* Task objective
Your answer must be the full set of entries, reproduced exactly.

* Provided records

______________________________

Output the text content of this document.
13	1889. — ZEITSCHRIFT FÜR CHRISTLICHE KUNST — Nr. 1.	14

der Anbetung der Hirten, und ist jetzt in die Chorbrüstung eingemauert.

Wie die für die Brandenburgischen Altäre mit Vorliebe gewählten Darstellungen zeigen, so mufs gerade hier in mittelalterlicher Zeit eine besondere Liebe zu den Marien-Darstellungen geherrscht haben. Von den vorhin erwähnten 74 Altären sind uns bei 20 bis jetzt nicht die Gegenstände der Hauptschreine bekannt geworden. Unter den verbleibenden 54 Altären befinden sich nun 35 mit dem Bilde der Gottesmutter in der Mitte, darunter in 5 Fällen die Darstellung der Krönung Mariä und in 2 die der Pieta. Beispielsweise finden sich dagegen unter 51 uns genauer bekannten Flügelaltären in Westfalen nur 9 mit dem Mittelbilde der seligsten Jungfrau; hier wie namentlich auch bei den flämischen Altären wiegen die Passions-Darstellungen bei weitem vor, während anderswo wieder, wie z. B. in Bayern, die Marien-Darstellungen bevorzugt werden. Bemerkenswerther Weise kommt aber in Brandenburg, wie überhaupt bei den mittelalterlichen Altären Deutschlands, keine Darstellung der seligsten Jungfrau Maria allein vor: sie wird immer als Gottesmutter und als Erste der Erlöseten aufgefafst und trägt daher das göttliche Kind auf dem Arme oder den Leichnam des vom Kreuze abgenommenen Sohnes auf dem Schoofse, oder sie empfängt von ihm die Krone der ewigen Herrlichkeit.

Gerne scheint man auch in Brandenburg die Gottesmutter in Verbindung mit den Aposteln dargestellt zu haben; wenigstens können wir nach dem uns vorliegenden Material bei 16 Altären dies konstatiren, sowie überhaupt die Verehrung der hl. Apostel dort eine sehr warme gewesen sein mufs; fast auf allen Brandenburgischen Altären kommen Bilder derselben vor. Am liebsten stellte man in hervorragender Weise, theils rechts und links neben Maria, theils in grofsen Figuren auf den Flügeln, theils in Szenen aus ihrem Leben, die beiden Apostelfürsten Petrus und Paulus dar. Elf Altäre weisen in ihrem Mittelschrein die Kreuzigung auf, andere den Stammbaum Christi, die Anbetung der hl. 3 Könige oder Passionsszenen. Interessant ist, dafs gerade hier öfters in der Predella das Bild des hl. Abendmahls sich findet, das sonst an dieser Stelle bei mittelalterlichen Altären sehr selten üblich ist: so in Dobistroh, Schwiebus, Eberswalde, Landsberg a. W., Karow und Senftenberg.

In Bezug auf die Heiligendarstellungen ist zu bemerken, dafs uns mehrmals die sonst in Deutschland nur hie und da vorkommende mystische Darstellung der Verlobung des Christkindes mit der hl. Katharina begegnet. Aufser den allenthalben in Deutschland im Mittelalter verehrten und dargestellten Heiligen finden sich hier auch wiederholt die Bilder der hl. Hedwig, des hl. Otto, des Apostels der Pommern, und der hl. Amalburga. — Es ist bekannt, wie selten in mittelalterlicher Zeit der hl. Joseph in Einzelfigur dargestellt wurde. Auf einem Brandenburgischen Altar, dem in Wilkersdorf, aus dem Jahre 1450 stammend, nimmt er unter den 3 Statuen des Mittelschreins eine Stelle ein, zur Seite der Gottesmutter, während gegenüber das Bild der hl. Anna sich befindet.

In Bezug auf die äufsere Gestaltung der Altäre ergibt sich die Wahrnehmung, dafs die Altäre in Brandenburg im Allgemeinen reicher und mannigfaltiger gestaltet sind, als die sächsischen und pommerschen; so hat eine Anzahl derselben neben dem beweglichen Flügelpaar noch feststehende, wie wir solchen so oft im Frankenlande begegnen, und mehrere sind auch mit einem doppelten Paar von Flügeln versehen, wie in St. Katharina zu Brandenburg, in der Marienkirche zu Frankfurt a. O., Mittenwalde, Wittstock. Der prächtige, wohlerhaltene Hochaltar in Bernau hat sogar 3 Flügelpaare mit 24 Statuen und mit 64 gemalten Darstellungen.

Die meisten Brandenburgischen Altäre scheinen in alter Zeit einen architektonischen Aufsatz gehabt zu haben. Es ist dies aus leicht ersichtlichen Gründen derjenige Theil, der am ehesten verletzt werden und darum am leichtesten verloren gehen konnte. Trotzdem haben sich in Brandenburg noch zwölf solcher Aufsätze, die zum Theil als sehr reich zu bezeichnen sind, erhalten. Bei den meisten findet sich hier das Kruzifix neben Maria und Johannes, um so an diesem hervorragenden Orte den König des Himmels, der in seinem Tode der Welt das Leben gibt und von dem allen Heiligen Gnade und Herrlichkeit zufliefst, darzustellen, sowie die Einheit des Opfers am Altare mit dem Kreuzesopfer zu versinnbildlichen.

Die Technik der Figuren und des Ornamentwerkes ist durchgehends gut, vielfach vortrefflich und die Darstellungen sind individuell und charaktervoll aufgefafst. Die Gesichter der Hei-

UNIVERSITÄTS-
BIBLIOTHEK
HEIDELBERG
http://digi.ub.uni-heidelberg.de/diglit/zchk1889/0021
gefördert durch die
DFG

______________________________

* Answer below
Output the text content of this document.
13	1889. — ZEITSCHRIFT FÜR CHRISTLICHE KUNST — Nr. 1.	14

der Anbetung der Hirten, und ist jetzt in die Chorbrüstung eingemauert.

Wie die für die Brandenburgischen Altäre mit Vorliebe gewählten Darstellungen zeigen, so mufs gerade hier in mittelalterlicher Zeit eine besondere Liebe zu den Marien-Darstellungen geherrscht haben. Von den vorhin erwähnten 74 Altären sind uns bei 20 bis jetzt nicht die Gegenstände der Hauptschreine bekannt geworden. Unter den verbleibenden 54 Altären befinden sich nun 35 mit dem Bilde der Gottesmutter in der Mitte, darunter in 5 Fällen die Darstellung der Krönung Mariä und in 2 die der Pieta. Beispielsweise finden sich dagegen unter 51 uns genauer bekannten Flügelaltären in Westfalen nur 9 mit dem Mittelbilde der seligsten Jungfrau; hier wie namentlich auch bei den flämischen Altären wiegen die Passions-Darstellungen bei weitem vor, während anderswo wieder, wie z. B. in Bayern, die Marien-Darstellungen bevorzugt werden. Bemerkenswerther Weise kommt aber in Brandenburg, wie überhaupt bei den mittelalterlichen Altären Deutschlands, keine Darstellung der seligsten Jungfrau Maria allein vor: sie wird immer als Gottesmutter und als Erste der Erlöseten aufgefafst und trägt daher das göttliche Kind auf dem Arme oder den Leichnam des vom Kreuze abgenommenen Sohnes auf dem Schoofse, oder sie empfängt von ihm die Krone der ewigen Herrlichkeit.

Gerne scheint man auch in Brandenburg die Gottesmutter in Verbindung mit den Aposteln dargestellt zu haben; wenigstens können wir nach dem uns vorliegenden Material bei 16 Altären dies konstatiren, sowie überhaupt die Verehrung der hl. Apostel dort eine sehr warme gewesen sein mufs; fast auf allen Brandenburgischen Altären kommen Bilder derselben vor. Am liebsten stellte man in hervorragender Weise, theils rechts und links neben Maria, theils in grofsen Figuren auf den Flügeln, theils in Szenen aus ihrem Leben, die beiden Apostelfürsten Petrus und Paulus dar. Elf Altäre weisen in ihrem Mittelschrein die Kreuzigung auf, andere den Stammbaum Christi, die Anbetung der hl. 3 Könige oder Passionsszenen. Interessant ist, dafs gerade hier öfters in der Predella das Bild des hl. Abendmahls sich findet, das sonst an dieser Stelle bei mittelalterlichen Altären sehr selten üblich ist: so in Dobistroh, Schwiebus, Eberswalde, Landsberg a. W., Karow und Senftenberg.

In Bezug auf die Heiligendarstellungen ist zu bemerken, dafs uns mehrmals die sonst in Deutschland nur hie und da vorkommende mystische Darstellung der Verlobung des Christkindes mit der hl. Katharina begegnet. Aufser den allenthalben in Deutschland im Mittelalter verehrten und dargestellten Heiligen finden sich hier auch wiederholt die Bilder der hl. Hedwig, des hl. Otto, des Apostels der Pommern, und der hl. Amalburga. — Es ist bekannt, wie selten in mittelalterlicher Zeit der hl. Joseph in Einzelfigur dargestellt wurde. Auf einem Brandenburgischen Altar, dem in Wilkersdorf, aus dem Jahre 1450 stammend, nimmt er unter den 3 Statuen des Mittelschreins eine Stelle ein, zur Seite der Gottesmutter, während gegenüber das Bild der hl. Anna sich befindet.

In Bezug auf die äufsere Gestaltung der Altäre ergibt sich die Wahrnehmung, dafs die Altäre in Brandenburg im Allgemeinen reicher und mannigfaltiger gestaltet sind, als die sächsischen und pommerschen; so hat eine Anzahl derselben neben dem beweglichen Flügelpaar noch feststehende, wie wir solchen so oft im Frankenlande begegnen, und mehrere sind auch mit einem doppelten Paar von Flügeln versehen, wie in St. Katharina zu Brandenburg, in der Marienkirche zu Frankfurt a. O., Mittenwalde, Wittstock. Der prächtige, wohlerhaltene Hochaltar in Bernau hat sogar 3 Flügelpaare mit 24 Statuen und mit 64 gemalten Darstellungen.

Die meisten Brandenburgischen Altäre scheinen in alter Zeit einen architektonischen Aufsatz gehabt zu haben. Es ist dies aus leicht ersichtlichen Gründen derjenige Theil, der am ehesten verletzt werden und darum am leichtesten verloren gehen konnte. Trotzdem haben sich in Brandenburg noch zwölf solcher Aufsätze, die zum Theil als sehr reich zu bezeichnen sind, erhalten. Bei den meisten findet sich hier das Kruzifix neben Maria und Johannes, um so an diesem hervorragenden Orte den König des Himmels, der in seinem Tode der Welt das Leben gibt und von dem allen Heiligen Gnade und Herrlichkeit zufliefst, darzustellen, sowie die Einheit des Opfers am Altare mit dem Kreuzesopfer zu versinnbildlichen.

Die Technik der Figuren und des Ornamentwerkes ist durchgehends gut, vielfach vortrefflich und die Darstellungen sind individuell und charaktervoll aufgefafst. Die Gesichter der Hei-

UNIVERSITÄTS-
BIBLIOTHEK
HEIDELBERG
http://digi.ub.uni-heidelberg.de/diglit/zchk1889/0021
gefördert durch die
DFG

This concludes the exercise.